> _What you have to do_:
Copy the data exactly; pictures stay out of the copy.
····················
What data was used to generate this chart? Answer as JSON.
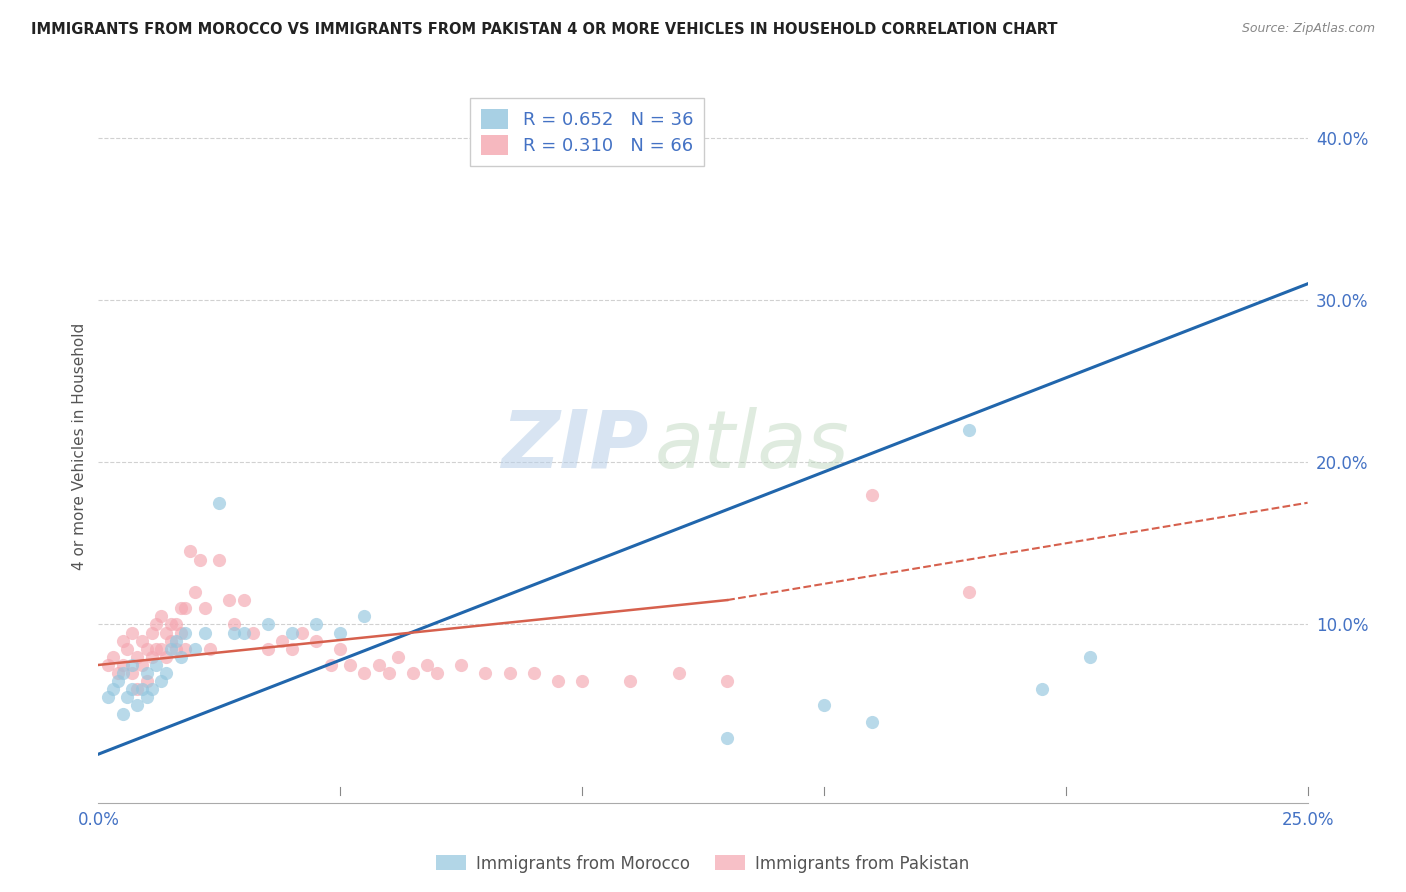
{
  "title": "IMMIGRANTS FROM MOROCCO VS IMMIGRANTS FROM PAKISTAN 4 OR MORE VEHICLES IN HOUSEHOLD CORRELATION CHART",
  "source": "Source: ZipAtlas.com",
  "ylabel": "4 or more Vehicles in Household",
  "xlim": [
    0.0,
    0.25
  ],
  "ylim": [
    -0.01,
    0.43
  ],
  "plot_ylim": [
    0.0,
    0.42
  ],
  "xticks": [
    0.0,
    0.05,
    0.1,
    0.15,
    0.2,
    0.25
  ],
  "xticklabels": [
    "0.0%",
    "",
    "",
    "",
    "",
    "25.0%"
  ],
  "yticks": [
    0.1,
    0.2,
    0.3,
    0.4
  ],
  "yticklabels": [
    "10.0%",
    "20.0%",
    "30.0%",
    "40.0%"
  ],
  "morocco_color": "#92c5de",
  "pakistan_color": "#f4a6b0",
  "morocco_line_color": "#2166ac",
  "pakistan_line_color": "#d6604d",
  "r_morocco": 0.652,
  "n_morocco": 36,
  "r_pakistan": 0.31,
  "n_pakistan": 66,
  "watermark_zip": "ZIP",
  "watermark_atlas": "atlas",
  "legend_label_morocco": "Immigrants from Morocco",
  "legend_label_pakistan": "Immigrants from Pakistan",
  "morocco_x": [
    0.002,
    0.003,
    0.004,
    0.005,
    0.005,
    0.006,
    0.007,
    0.007,
    0.008,
    0.009,
    0.01,
    0.01,
    0.011,
    0.012,
    0.013,
    0.014,
    0.015,
    0.016,
    0.017,
    0.018,
    0.02,
    0.022,
    0.025,
    0.028,
    0.03,
    0.035,
    0.04,
    0.045,
    0.05,
    0.055,
    0.13,
    0.15,
    0.16,
    0.18,
    0.195,
    0.205
  ],
  "morocco_y": [
    0.055,
    0.06,
    0.065,
    0.045,
    0.07,
    0.055,
    0.06,
    0.075,
    0.05,
    0.06,
    0.07,
    0.055,
    0.06,
    0.075,
    0.065,
    0.07,
    0.085,
    0.09,
    0.08,
    0.095,
    0.085,
    0.095,
    0.175,
    0.095,
    0.095,
    0.1,
    0.095,
    0.1,
    0.095,
    0.105,
    0.03,
    0.05,
    0.04,
    0.22,
    0.06,
    0.08
  ],
  "pakistan_x": [
    0.002,
    0.003,
    0.004,
    0.005,
    0.005,
    0.006,
    0.007,
    0.007,
    0.008,
    0.008,
    0.009,
    0.009,
    0.01,
    0.01,
    0.011,
    0.011,
    0.012,
    0.012,
    0.013,
    0.013,
    0.014,
    0.014,
    0.015,
    0.015,
    0.016,
    0.016,
    0.017,
    0.017,
    0.018,
    0.018,
    0.019,
    0.02,
    0.021,
    0.022,
    0.023,
    0.025,
    0.027,
    0.028,
    0.03,
    0.032,
    0.035,
    0.038,
    0.04,
    0.042,
    0.045,
    0.048,
    0.05,
    0.052,
    0.055,
    0.058,
    0.06,
    0.062,
    0.065,
    0.068,
    0.07,
    0.075,
    0.08,
    0.085,
    0.09,
    0.095,
    0.1,
    0.11,
    0.12,
    0.13,
    0.16,
    0.18
  ],
  "pakistan_y": [
    0.075,
    0.08,
    0.07,
    0.09,
    0.075,
    0.085,
    0.095,
    0.07,
    0.08,
    0.06,
    0.09,
    0.075,
    0.085,
    0.065,
    0.095,
    0.08,
    0.1,
    0.085,
    0.105,
    0.085,
    0.095,
    0.08,
    0.1,
    0.09,
    0.1,
    0.085,
    0.11,
    0.095,
    0.11,
    0.085,
    0.145,
    0.12,
    0.14,
    0.11,
    0.085,
    0.14,
    0.115,
    0.1,
    0.115,
    0.095,
    0.085,
    0.09,
    0.085,
    0.095,
    0.09,
    0.075,
    0.085,
    0.075,
    0.07,
    0.075,
    0.07,
    0.08,
    0.07,
    0.075,
    0.07,
    0.075,
    0.07,
    0.07,
    0.07,
    0.065,
    0.065,
    0.065,
    0.07,
    0.065,
    0.18,
    0.12
  ]
}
····················
> _Exercise response_:
What data was used to generate this chart? Answer as JSON.
{
  "title": "IMMIGRANTS FROM MOROCCO VS IMMIGRANTS FROM PAKISTAN 4 OR MORE VEHICLES IN HOUSEHOLD CORRELATION CHART",
  "source": "Source: ZipAtlas.com",
  "ylabel": "4 or more Vehicles in Household",
  "xlim": [
    0.0,
    0.25
  ],
  "ylim": [
    -0.01,
    0.43
  ],
  "plot_ylim": [
    0.0,
    0.42
  ],
  "xticks": [
    0.0,
    0.05,
    0.1,
    0.15,
    0.2,
    0.25
  ],
  "xticklabels": [
    "0.0%",
    "",
    "",
    "",
    "",
    "25.0%"
  ],
  "yticks": [
    0.1,
    0.2,
    0.3,
    0.4
  ],
  "yticklabels": [
    "10.0%",
    "20.0%",
    "30.0%",
    "40.0%"
  ],
  "morocco_color": "#92c5de",
  "pakistan_color": "#f4a6b0",
  "morocco_line_color": "#2166ac",
  "pakistan_line_color": "#d6604d",
  "r_morocco": 0.652,
  "n_morocco": 36,
  "r_pakistan": 0.31,
  "n_pakistan": 66,
  "watermark_zip": "ZIP",
  "watermark_atlas": "atlas",
  "legend_label_morocco": "Immigrants from Morocco",
  "legend_label_pakistan": "Immigrants from Pakistan",
  "morocco_x": [
    0.002,
    0.003,
    0.004,
    0.005,
    0.005,
    0.006,
    0.007,
    0.007,
    0.008,
    0.009,
    0.01,
    0.01,
    0.011,
    0.012,
    0.013,
    0.014,
    0.015,
    0.016,
    0.017,
    0.018,
    0.02,
    0.022,
    0.025,
    0.028,
    0.03,
    0.035,
    0.04,
    0.045,
    0.05,
    0.055,
    0.13,
    0.15,
    0.16,
    0.18,
    0.195,
    0.205
  ],
  "morocco_y": [
    0.055,
    0.06,
    0.065,
    0.045,
    0.07,
    0.055,
    0.06,
    0.075,
    0.05,
    0.06,
    0.07,
    0.055,
    0.06,
    0.075,
    0.065,
    0.07,
    0.085,
    0.09,
    0.08,
    0.095,
    0.085,
    0.095,
    0.175,
    0.095,
    0.095,
    0.1,
    0.095,
    0.1,
    0.095,
    0.105,
    0.03,
    0.05,
    0.04,
    0.22,
    0.06,
    0.08
  ],
  "pakistan_x": [
    0.002,
    0.003,
    0.004,
    0.005,
    0.005,
    0.006,
    0.007,
    0.007,
    0.008,
    0.008,
    0.009,
    0.009,
    0.01,
    0.01,
    0.011,
    0.011,
    0.012,
    0.012,
    0.013,
    0.013,
    0.014,
    0.014,
    0.015,
    0.015,
    0.016,
    0.016,
    0.017,
    0.017,
    0.018,
    0.018,
    0.019,
    0.02,
    0.021,
    0.022,
    0.023,
    0.025,
    0.027,
    0.028,
    0.03,
    0.032,
    0.035,
    0.038,
    0.04,
    0.042,
    0.045,
    0.048,
    0.05,
    0.052,
    0.055,
    0.058,
    0.06,
    0.062,
    0.065,
    0.068,
    0.07,
    0.075,
    0.08,
    0.085,
    0.09,
    0.095,
    0.1,
    0.11,
    0.12,
    0.13,
    0.16,
    0.18
  ],
  "pakistan_y": [
    0.075,
    0.08,
    0.07,
    0.09,
    0.075,
    0.085,
    0.095,
    0.07,
    0.08,
    0.06,
    0.09,
    0.075,
    0.085,
    0.065,
    0.095,
    0.08,
    0.1,
    0.085,
    0.105,
    0.085,
    0.095,
    0.08,
    0.1,
    0.09,
    0.1,
    0.085,
    0.11,
    0.095,
    0.11,
    0.085,
    0.145,
    0.12,
    0.14,
    0.11,
    0.085,
    0.14,
    0.115,
    0.1,
    0.115,
    0.095,
    0.085,
    0.09,
    0.085,
    0.095,
    0.09,
    0.075,
    0.085,
    0.075,
    0.07,
    0.075,
    0.07,
    0.08,
    0.07,
    0.075,
    0.07,
    0.075,
    0.07,
    0.07,
    0.07,
    0.065,
    0.065,
    0.065,
    0.07,
    0.065,
    0.18,
    0.12
  ]
}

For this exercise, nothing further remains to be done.